* _EXERCISE PROMPT_
Type out the complete listing below word for word, without its pictures.

────────────────

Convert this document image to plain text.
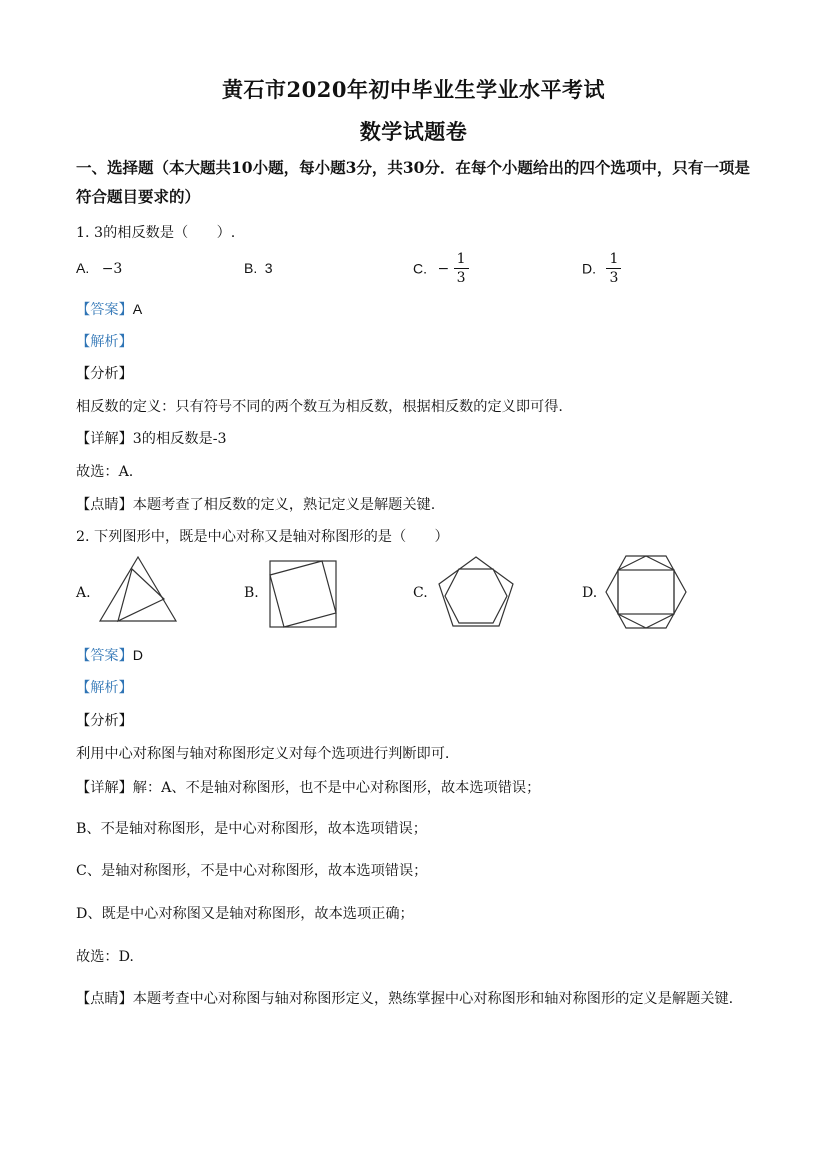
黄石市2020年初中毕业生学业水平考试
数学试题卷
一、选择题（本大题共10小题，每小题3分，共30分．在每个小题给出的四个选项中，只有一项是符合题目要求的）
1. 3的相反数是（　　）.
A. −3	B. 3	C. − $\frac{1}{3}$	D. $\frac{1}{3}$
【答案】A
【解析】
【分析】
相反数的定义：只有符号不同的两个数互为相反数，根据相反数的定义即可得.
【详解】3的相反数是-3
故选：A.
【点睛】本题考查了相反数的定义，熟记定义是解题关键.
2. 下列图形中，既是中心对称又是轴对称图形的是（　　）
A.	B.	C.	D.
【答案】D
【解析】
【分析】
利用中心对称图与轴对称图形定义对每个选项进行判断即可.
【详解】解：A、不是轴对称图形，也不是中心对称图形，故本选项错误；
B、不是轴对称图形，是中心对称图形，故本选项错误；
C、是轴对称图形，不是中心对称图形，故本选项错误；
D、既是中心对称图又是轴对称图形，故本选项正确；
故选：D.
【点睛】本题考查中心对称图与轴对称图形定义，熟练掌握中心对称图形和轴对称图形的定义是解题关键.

────────────────

* _EXERCISE RESPONSE_
Convert this document image to plain text.
黄石市2020年初中毕业生学业水平考试
数学试题卷
一、选择题（本大题共10小题，每小题3分，共30分．在每个小题给出的四个选项中，只有一项是符合题目要求的）
1. 3的相反数是（　　）.
A. −3	B. 3	C. − $\frac{1}{3}$	D. $\frac{1}{3}$
【答案】A
【解析】
【分析】
相反数的定义：只有符号不同的两个数互为相反数，根据相反数的定义即可得.
【详解】3的相反数是-3
故选：A.
【点睛】本题考查了相反数的定义，熟记定义是解题关键.
2. 下列图形中，既是中心对称又是轴对称图形的是（　　）
A.	B.	C.	D.
【答案】D
【解析】
【分析】
利用中心对称图与轴对称图形定义对每个选项进行判断即可.
【详解】解：A、不是轴对称图形，也不是中心对称图形，故本选项错误；
B、不是轴对称图形，是中心对称图形，故本选项错误；
C、是轴对称图形，不是中心对称图形，故本选项错误；
D、既是中心对称图又是轴对称图形，故本选项正确；
故选：D.
【点睛】本题考查中心对称图与轴对称图形定义，熟练掌握中心对称图形和轴对称图形的定义是解题关键.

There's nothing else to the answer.